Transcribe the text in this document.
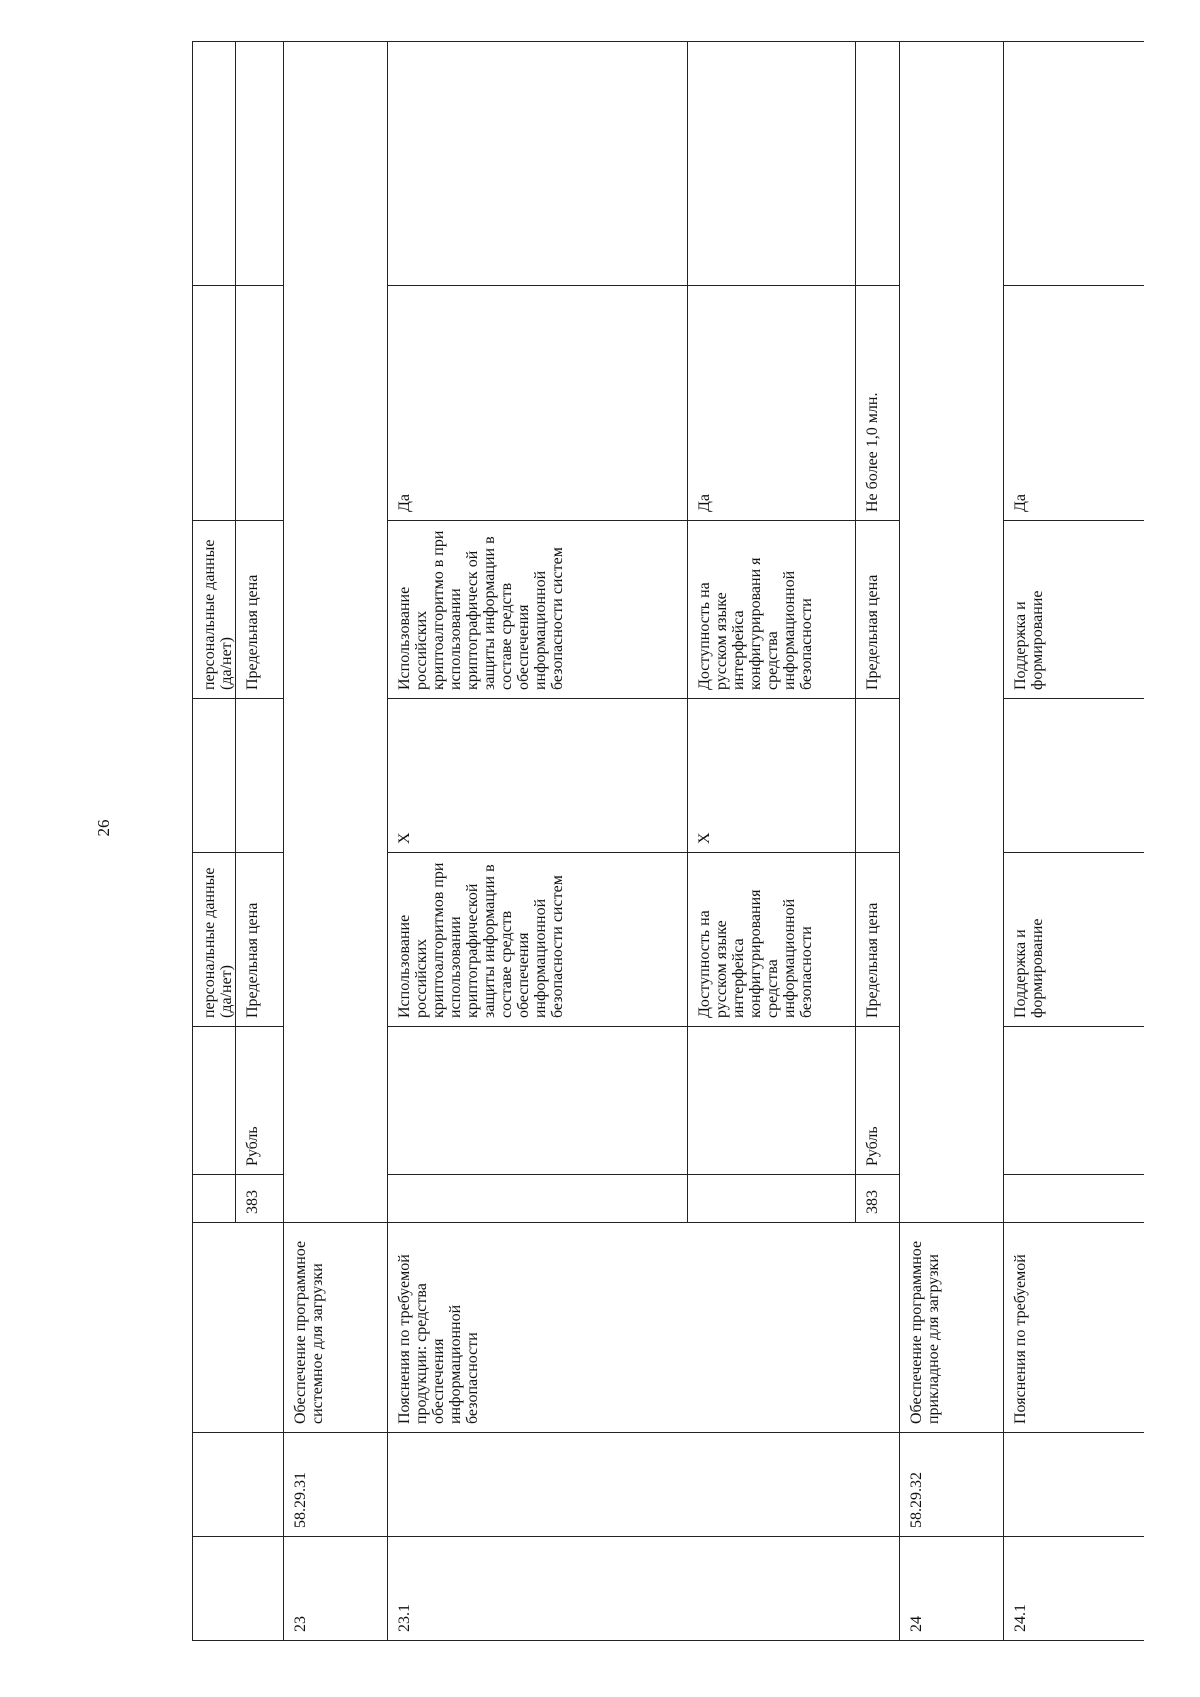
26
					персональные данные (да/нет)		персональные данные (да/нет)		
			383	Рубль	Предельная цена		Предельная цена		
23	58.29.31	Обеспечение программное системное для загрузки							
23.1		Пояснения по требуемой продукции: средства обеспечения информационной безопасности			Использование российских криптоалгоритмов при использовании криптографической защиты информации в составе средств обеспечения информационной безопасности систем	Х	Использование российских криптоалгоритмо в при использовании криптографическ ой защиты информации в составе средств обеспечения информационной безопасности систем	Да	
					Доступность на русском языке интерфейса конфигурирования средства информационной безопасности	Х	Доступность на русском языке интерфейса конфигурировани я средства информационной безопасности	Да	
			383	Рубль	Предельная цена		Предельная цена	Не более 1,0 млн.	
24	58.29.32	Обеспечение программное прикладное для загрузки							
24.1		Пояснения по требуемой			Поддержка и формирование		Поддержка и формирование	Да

═══

◆ **Exercise requirements**
From the listing, extract all text exactly as given and drop any picture.

◆ **Correct output**
Transcribe the text in this document.
26
					персональные данные (да/нет)		персональные данные (да/нет)		
			383	Рубль	Предельная цена		Предельная цена		
23	58.29.31	Обеспечение программное системное для загрузки							
23.1		Пояснения по требуемой продукции: средства обеспечения информационной безопасности			Использование российских криптоалгоритмов при использовании криптографической защиты информации в составе средств обеспечения информационной безопасности систем	Х	Использование российских криптоалгоритмо в при использовании криптографическ ой защиты информации в составе средств обеспечения информационной безопасности систем	Да	
					Доступность на русском языке интерфейса конфигурирования средства информационной безопасности	Х	Доступность на русском языке интерфейса конфигурировани я средства информационной безопасности	Да	
			383	Рубль	Предельная цена		Предельная цена	Не более 1,0 млн.	
24	58.29.32	Обеспечение программное прикладное для загрузки							
24.1		Пояснения по требуемой			Поддержка и формирование		Поддержка и формирование	Да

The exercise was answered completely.